EXERCISE AIM: Please return, word for word, the part of the spatial metabolomics text that begins at the words "We developed a" and stops after the words "by both partners.".

Conventionally, samples for MALDI-MSI are snap-frozen. This has the advantage that all metabolic processes are stopped simultaneously and the spatial distribution of all metabolites, even within body fluids is preserved. After the frozen samples were transported back to our institute we sectioned the tissue with a cryotome, a microtome within a cooled chamber. This way we could section the frozen sample into tens of micrometer thin tissue sections and preserve the anatomy and chemistry for MALDI-MSI.
We developed a protocol to combine MALDI-MSI and FISH to reveal the metabolite distributions and community composition from a single tissue section of the host animal. This combined approach was essential to determine which metabolites were produced by bacteriocytes or host cells that did not contain symbiotic bacteria. Additionally, we optimized this approach for the application at micrometer-scales to resolve the metabolome and community composition of individual host cells. The detailed “how to” protocol can be found on protocols.io and in our publication on ‘Spatial metabolomics of in situ host–microbe interactions at the micrometre scale’ (Geier, et al. 2020). Combining MALDI-MSI and FISH on the same tissue section allowed us to create a snapshot of the symbiotic bacteria within the host tissue, the host cells and the metabolites, produced by both partners.
Returning to the clown fish and anemone example that one could observe over time, one question remained: “How could we claim to visualize an active process like an interaction or activity between organisms if they were dead?” Imaging the individual metabolites provided us with one substantial advantage over conventional microscopy techniques. The metabolite images not only showed us specific structures or cells, but also provided qualitative information of which metabolites were present in the tissues and cells at the point in time when the animal was frozen. Considering that each metabolite has a specific function, in combination with the location of the host and symbiont cells from the FISH images, we could draw conclusions how the metabolites could be used by both partners in the symbiosis. Therefore, we did not simply visualize cells and molecules, but through spatial correlations and superimposing the data of both techniques, could link the taxonomic identity and metabolic activity of both partners.

EXTRACTED DATA:

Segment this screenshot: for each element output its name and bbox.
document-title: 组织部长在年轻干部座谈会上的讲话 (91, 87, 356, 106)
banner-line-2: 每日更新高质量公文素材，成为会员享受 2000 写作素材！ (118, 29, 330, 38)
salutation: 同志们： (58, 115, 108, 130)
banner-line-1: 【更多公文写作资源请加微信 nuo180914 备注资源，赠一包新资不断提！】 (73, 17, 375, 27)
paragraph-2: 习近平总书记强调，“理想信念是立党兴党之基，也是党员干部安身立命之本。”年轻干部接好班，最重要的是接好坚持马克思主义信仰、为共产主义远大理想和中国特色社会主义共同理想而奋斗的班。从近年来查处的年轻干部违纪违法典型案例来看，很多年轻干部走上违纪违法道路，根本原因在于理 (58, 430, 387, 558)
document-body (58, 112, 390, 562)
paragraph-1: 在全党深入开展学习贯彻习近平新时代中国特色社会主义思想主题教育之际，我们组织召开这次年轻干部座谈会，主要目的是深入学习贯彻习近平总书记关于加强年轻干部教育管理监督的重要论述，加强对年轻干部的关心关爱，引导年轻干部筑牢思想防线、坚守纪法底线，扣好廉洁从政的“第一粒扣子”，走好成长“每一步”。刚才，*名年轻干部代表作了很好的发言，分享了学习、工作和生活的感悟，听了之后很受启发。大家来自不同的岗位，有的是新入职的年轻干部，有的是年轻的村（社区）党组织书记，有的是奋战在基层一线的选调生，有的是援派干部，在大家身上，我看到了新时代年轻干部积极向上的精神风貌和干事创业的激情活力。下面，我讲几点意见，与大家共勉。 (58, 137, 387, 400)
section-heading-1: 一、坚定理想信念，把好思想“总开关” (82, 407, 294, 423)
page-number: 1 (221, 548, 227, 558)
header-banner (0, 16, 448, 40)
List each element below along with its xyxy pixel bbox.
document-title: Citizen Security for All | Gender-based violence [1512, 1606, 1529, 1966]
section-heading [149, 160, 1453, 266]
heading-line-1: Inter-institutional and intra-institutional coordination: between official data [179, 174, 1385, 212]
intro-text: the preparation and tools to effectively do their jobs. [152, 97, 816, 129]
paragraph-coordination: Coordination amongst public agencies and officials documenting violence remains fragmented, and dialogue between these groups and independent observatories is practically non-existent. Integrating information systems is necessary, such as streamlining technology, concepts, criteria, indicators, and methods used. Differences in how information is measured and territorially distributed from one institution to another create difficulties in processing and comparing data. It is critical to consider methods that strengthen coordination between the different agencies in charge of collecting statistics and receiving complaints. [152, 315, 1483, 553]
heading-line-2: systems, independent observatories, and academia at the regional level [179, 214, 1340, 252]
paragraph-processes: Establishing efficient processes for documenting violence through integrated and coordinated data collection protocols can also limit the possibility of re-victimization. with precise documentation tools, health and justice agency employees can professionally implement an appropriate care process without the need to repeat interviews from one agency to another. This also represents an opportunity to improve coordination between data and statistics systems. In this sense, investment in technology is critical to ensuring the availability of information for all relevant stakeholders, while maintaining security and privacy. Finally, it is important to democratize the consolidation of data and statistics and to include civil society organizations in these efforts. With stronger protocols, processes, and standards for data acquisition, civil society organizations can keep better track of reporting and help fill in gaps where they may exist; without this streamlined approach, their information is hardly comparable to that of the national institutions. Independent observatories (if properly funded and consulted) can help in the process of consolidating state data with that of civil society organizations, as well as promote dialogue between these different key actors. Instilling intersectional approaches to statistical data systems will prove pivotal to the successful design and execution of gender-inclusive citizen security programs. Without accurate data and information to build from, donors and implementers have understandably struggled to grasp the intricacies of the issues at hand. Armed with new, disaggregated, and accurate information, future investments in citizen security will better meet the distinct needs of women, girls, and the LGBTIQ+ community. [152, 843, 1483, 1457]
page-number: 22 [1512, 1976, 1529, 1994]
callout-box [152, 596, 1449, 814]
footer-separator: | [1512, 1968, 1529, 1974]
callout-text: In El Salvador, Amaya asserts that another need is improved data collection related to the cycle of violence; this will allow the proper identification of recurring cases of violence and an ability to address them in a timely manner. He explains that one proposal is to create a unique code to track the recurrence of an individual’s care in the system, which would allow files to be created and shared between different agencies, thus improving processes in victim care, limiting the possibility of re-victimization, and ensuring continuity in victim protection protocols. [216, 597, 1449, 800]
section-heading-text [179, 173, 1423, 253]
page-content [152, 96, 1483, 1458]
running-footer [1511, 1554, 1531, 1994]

TASK RESULT:
We developed a protocol to combine MALDI-MSI and FISH to reveal the metabolite distributions and community composition from a single tissue section of the host animal. This combined approach was essential to determine which metabolites were produced by bacteriocytes or host cells that did not contain symbiotic bacteria. Additionally, we optimized this approach for the application at micrometer-scales to resolve the metabolome and community composition of individual host cells. The detailed “how to” protocol can be found on protocols.io and in our publication on ‘Spatial metabolomics of in situ host–microbe interactions at the micrometre scale’ (Geier, et al. 2020). Combining MALDI-MSI and FISH on the same tissue section allowed us to create a snapshot of the symbiotic bacteria within the host tissue, the host cells and the metabolites, produced by both partners.